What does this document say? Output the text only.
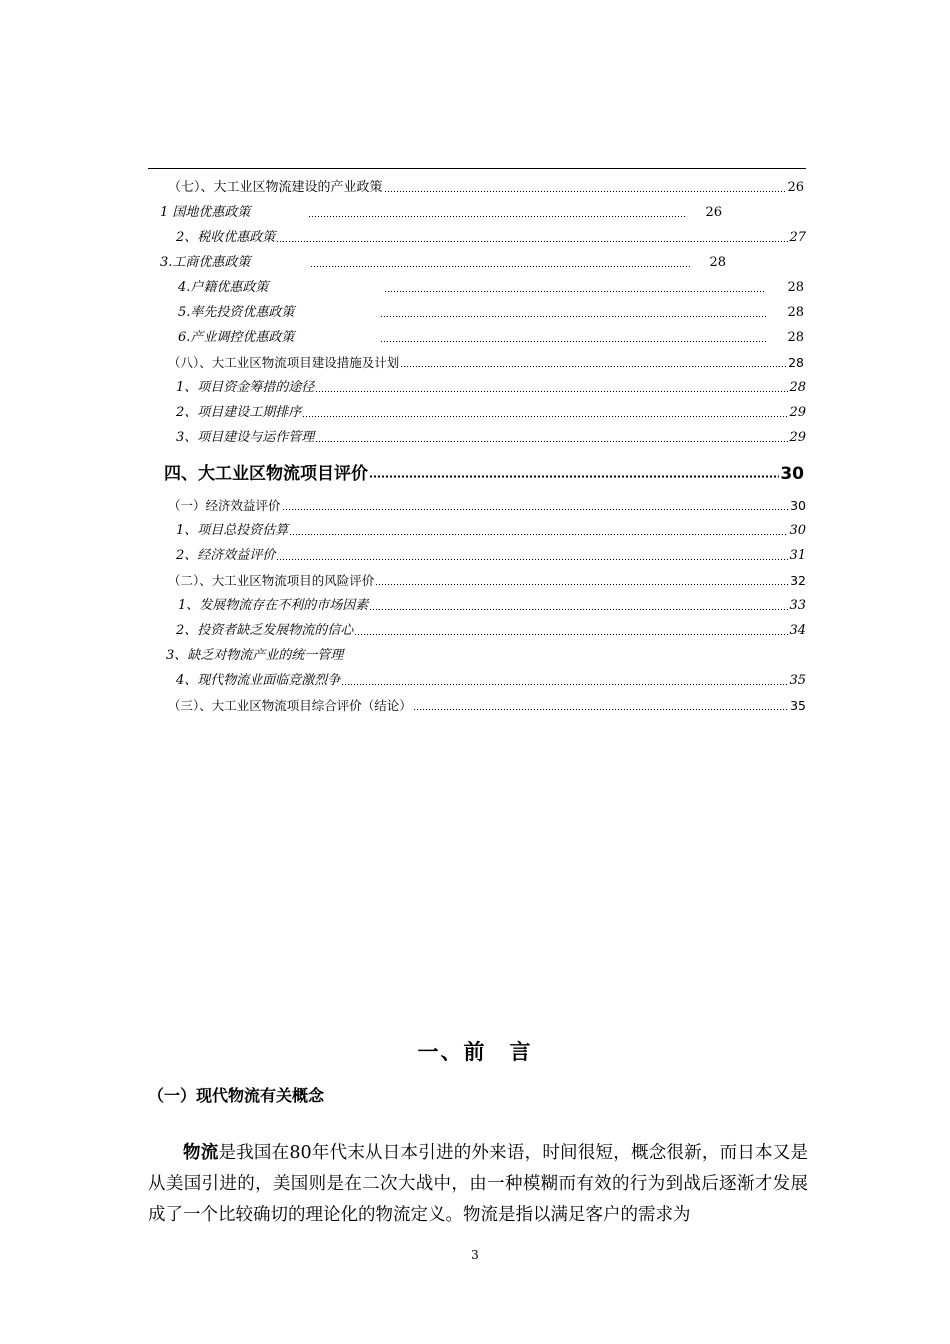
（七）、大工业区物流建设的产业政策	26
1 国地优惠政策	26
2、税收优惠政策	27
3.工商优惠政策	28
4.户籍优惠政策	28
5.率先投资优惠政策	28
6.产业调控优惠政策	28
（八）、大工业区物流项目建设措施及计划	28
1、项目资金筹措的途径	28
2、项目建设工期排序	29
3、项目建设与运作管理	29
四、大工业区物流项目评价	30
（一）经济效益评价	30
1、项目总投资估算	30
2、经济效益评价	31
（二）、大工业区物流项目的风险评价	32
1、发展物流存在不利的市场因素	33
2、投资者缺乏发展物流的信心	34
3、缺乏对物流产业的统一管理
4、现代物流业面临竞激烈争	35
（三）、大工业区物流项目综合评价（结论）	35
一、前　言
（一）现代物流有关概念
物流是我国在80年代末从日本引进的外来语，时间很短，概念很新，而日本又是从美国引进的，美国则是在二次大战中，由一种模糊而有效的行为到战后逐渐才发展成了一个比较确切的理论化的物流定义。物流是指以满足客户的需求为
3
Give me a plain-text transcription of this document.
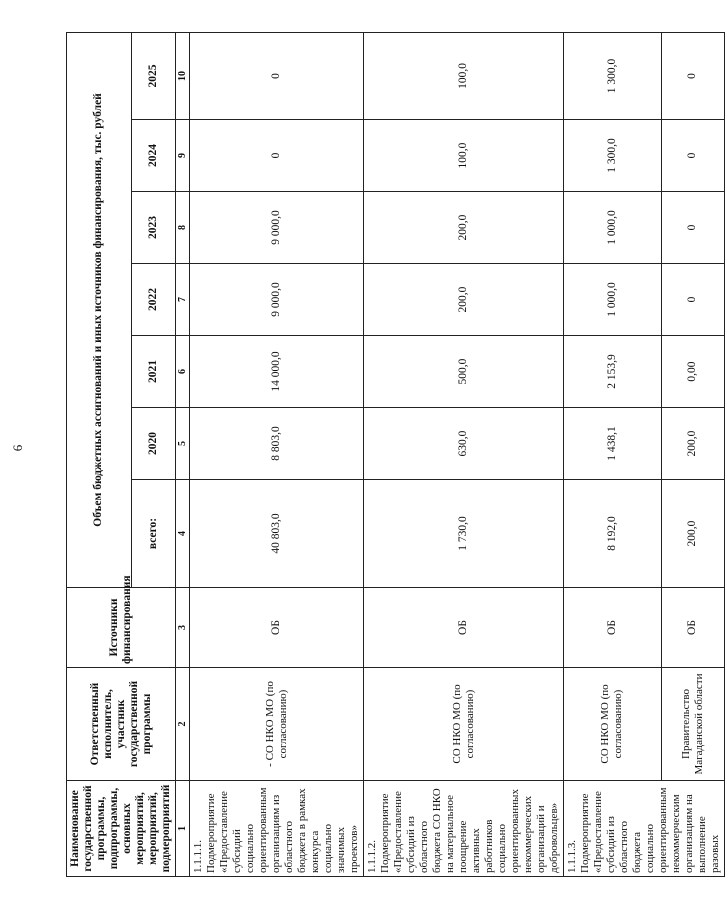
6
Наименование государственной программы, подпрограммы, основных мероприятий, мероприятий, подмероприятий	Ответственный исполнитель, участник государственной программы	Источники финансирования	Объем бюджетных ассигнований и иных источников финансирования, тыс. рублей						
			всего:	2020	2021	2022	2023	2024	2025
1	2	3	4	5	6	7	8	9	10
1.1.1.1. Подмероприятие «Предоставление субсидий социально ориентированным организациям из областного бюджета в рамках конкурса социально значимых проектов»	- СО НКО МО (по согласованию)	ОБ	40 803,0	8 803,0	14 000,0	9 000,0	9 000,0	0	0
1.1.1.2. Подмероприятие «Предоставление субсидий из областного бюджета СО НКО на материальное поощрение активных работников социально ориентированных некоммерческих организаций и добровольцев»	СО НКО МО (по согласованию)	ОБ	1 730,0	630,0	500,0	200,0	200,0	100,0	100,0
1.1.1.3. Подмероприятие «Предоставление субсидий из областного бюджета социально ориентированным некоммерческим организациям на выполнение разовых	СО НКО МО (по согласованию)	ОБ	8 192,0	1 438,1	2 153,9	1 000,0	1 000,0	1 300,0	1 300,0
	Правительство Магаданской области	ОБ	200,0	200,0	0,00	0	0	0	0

### Problem details
The records above must be echoed exactly, minus their pictures.

### Full output
What does this document say? Output the text only.
（七）、大工业区物流建设的产业政策	26
1 国地优惠政策	26
2、税收优惠政策	27
3.工商优惠政策	28
4.户籍优惠政策	28
5.率先投资优惠政策	28
6.产业调控优惠政策	28
（八）、大工业区物流项目建设措施及计划	28
1、项目资金筹措的途径	28
2、项目建设工期排序	29
3、项目建设与运作管理	29
四、大工业区物流项目评价	30
（一）经济效益评价	30
1、项目总投资估算	30
2、经济效益评价	31
（二）、大工业区物流项目的风险评价	32
1、发展物流存在不利的市场因素	33
2、投资者缺乏发展物流的信心	34
3、缺乏对物流产业的统一管理
4、现代物流业面临竞激烈争	35
（三）、大工业区物流项目综合评价（结论）	35
一、前　言
（一）现代物流有关概念
物流是我国在80年代末从日本引进的外来语，时间很短，概念很新，而日本又是从美国引进的，美国则是在二次大战中，由一种模糊而有效的行为到战后逐渐才发展成了一个比较确切的理论化的物流定义。物流是指以满足客户的需求为
3
Give me a plain-text transcription of this document.
6
Наименование государственной программы, подпрограммы, основных мероприятий, мероприятий, подмероприятий	Ответственный исполнитель, участник государственной программы	Источники финансирования	Объем бюджетных ассигнований и иных источников финансирования, тыс. рублей						
			всего:	2020	2021	2022	2023	2024	2025
1	2	3	4	5	6	7	8	9	10
1.1.1.1. Подмероприятие «Предоставление субсидий социально ориентированным организациям из областного бюджета в рамках конкурса социально значимых проектов»	- СО НКО МО (по согласованию)	ОБ	40 803,0	8 803,0	14 000,0	9 000,0	9 000,0	0	0
1.1.1.2. Подмероприятие «Предоставление субсидий из областного бюджета СО НКО на материальное поощрение активных работников социально ориентированных некоммерческих организаций и добровольцев»	СО НКО МО (по согласованию)	ОБ	1 730,0	630,0	500,0	200,0	200,0	100,0	100,0
1.1.1.3. Подмероприятие «Предоставление субсидий из областного бюджета социально ориентированным некоммерческим организациям на выполнение разовых	СО НКО МО (по согласованию)	ОБ	8 192,0	1 438,1	2 153,9	1 000,0	1 000,0	1 300,0	1 300,0
	Правительство Магаданской области	ОБ	200,0	200,0	0,00	0	0	0	0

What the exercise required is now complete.